▸ **Written request**
Repeat each entry in full, exactly.

Figure data in JSON
____________________

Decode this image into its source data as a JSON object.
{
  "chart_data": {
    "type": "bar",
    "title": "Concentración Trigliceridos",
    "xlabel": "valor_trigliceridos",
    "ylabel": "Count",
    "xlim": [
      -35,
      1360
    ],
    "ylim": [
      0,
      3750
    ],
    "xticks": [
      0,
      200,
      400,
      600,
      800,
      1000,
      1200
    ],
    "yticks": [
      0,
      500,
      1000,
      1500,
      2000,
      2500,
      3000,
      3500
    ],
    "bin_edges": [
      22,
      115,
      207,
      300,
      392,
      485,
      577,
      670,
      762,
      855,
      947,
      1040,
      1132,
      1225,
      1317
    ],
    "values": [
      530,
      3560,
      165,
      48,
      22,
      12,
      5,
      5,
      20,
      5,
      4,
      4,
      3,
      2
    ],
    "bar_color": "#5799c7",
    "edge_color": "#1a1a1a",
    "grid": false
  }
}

____________________

▸ **Solution for this exercise**
Decode this image into its source data as a JSON object.
{
  "chart_data": {
    "type": "bar",
    "title": "Concentración Trigliceridos",
    "xlabel": "valor_trigliceridos",
    "ylabel": "Count",
    "xlim": [
      -35,
      1360
    ],
    "ylim": [
      0,
      3750
    ],
    "xticks": [
      0,
      200,
      400,
      600,
      800,
      1000,
      1200
    ],
    "yticks": [
      0,
      500,
      1000,
      1500,
      2000,
      2500,
      3000,
      3500
    ],
    "bin_edges": [
      22,
      115,
      207,
      300,
      392,
      485,
      577,
      670,
      762,
      855,
      947,
      1040,
      1132,
      1225,
      1317
    ],
    "values": [
      530,
      3560,
      165,
      48,
      22,
      12,
      5,
      5,
      20,
      5,
      4,
      4,
      3,
      2
    ],
    "bar_color": "#5799c7",
    "edge_color": "#1a1a1a",
    "grid": false
  }
}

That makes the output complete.